§ **Page excerpt**

Field observations show that marine particle aggregates are often densely colonized by bacteria and other microbes, and activities of these microbes play pivotal roles in transforming and degrading these aggregates (1, 48). We have previously developed an encounter model to describe the initial phase of bacterial colonization of marine particles based on the bacterium's motility pattern, the hydrodynamic environment, and the detachment probability of attached bacteria (34). Our model predicts that the equilibrium abundance of bacteria between attachment and detachment on marine particle aggregates should scale with aggregate size to the power of ca. 1.45; however, field observations show a scaling to the power of <1 (34). Such a discrepancy between model prediction and field observations suggests that factors other than attachment and detachment need be considered in the colonization process. Since natural marine particle aggregates may be exposed to diverse bacterial communities for an extended time, interactions among different bacterial strains may change their colonization behaviors and growth. These interactions may take place at various levels and can be studied on our model particles in great detail.

Mutual interference.

When a newly formed marine particle is exposed to a mixed population of bacteria, every strain of bacteria should have equal opportunity to colonize that particle. In the absence of interference, the initial colonization rates of each strain should be independent of the presence of another strain such that the abundance of attached bacteria is proportional to the total ambient bacterial concentration (34). In our experiments with strain 11 alone and strain 13 alone, balance between attachment and detachment led to an initial equilibrium bacterial abundance on the agar particles within the first 200 min (Fig. 8a), consistent with our earlier observations (34). However, in the mixture treatment with strains 11 and 13, despite the higher ambient bacterial concentration, the initial colonization rate was lower than expected (i.e., the summation of the rates with the individual strains [Fig. 8a]), indicating interference between strains 11 and 13 in the colonization process. This interference may take place in ambient water or on the particle surface. Longer incubation revealed that strains 11 and 13 colonized the surface equally (Fig. 8b); FDC measurements also showed that both strains had similar growth rates after 1,000 min (Fig. 8c). Thus, it appeared that the two strains performed equally well once on the surface and that the interference likely took place in the ambient water. Since the initial colonization rate is dependent on the swimming speed and swimming pattern of the bacteria (34), this interference may be a result of altered swimming behavior of the bacteria in the mixture. Testing such a hypothesis requires further study on the bacteria's swimming behavior in single versus mixed populations.

§ **Problems to solve**
1) In the passage on bacterial colonization of marine particles, where did the interference between strains 11 and 13 most likely take place?
2) Continue the passage on bacterial colonization of marine particle aggregates, starting after its final sentence.

Stored data entries:
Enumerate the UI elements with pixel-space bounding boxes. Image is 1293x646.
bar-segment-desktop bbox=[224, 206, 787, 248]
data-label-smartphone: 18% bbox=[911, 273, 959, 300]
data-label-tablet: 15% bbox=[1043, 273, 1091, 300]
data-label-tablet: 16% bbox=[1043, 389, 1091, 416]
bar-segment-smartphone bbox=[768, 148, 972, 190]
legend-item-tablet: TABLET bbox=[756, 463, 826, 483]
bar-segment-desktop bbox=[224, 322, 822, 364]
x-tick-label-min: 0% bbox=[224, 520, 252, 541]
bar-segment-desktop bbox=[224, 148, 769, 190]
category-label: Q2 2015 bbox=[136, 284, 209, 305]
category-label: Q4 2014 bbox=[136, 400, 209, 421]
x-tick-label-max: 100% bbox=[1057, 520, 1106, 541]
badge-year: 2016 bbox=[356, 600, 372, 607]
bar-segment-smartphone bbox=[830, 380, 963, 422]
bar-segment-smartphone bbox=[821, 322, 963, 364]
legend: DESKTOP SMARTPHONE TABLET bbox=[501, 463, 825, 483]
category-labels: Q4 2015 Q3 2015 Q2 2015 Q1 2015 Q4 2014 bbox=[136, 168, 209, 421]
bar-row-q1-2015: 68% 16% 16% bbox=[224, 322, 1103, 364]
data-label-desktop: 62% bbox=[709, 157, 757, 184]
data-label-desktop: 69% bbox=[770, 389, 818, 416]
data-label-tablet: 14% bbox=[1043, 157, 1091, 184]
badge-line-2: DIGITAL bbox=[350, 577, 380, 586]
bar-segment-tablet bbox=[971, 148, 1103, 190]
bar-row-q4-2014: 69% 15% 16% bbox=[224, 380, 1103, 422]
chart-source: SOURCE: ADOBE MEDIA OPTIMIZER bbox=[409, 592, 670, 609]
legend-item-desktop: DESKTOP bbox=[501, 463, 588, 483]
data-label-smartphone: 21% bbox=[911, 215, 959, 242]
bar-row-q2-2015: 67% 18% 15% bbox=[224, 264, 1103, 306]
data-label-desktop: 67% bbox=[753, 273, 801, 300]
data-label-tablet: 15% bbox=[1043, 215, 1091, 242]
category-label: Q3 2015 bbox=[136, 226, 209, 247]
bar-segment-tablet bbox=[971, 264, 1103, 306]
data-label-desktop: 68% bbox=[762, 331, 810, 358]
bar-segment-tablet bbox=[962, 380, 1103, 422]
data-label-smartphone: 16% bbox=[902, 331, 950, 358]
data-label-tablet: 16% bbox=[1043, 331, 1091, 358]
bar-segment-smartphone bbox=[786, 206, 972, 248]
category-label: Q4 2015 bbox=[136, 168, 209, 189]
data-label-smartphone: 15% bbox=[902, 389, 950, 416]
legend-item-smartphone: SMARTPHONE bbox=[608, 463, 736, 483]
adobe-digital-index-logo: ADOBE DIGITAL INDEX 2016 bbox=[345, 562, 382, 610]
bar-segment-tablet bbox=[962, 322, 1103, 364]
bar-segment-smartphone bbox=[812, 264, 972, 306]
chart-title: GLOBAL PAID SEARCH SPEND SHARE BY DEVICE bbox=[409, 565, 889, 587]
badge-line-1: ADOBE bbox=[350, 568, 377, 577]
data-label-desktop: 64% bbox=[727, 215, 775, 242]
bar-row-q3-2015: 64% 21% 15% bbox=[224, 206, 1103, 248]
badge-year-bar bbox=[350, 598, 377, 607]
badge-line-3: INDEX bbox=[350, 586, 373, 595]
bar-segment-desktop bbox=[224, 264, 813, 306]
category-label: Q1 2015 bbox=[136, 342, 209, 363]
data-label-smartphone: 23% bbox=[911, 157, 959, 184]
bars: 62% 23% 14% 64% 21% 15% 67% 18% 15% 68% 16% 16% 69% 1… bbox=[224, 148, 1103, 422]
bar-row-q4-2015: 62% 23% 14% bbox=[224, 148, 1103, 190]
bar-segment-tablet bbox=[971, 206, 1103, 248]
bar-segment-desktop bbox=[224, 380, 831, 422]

§ **Answer set**
1) In the ambient water.

2)
Interactions between residents and newcomers.

Once a strain has established itself as resident on a particle, it may begin to alter the surface characteristics of the particle and thereby affect the subsequent colonization by other strains. For example, enzyme activities due to the resident bacteria may liberate DOM from the particle, which may attract other bacteria with chemosensory behavior, leading to higher initial colonization rate of newcomers (27, 32, 38). On the other hand, a well-established resident population may have a competitive edge over the newcomer in harvesting the limited resources on the particle surface, e.g., nutrients, oxygen, and habitable space (17, 37). Such was the case with strain 46 in our experiments: resident populations of strain 46 on the agar particles enhanced the initial colonization (first 20 min) of newcomer strain 11 relative to resident strain 38 and the control (Fig. 3b) but were more resistant to the longer-term accumulation of strain 11 on the agar particles (Fig. 3b and 4).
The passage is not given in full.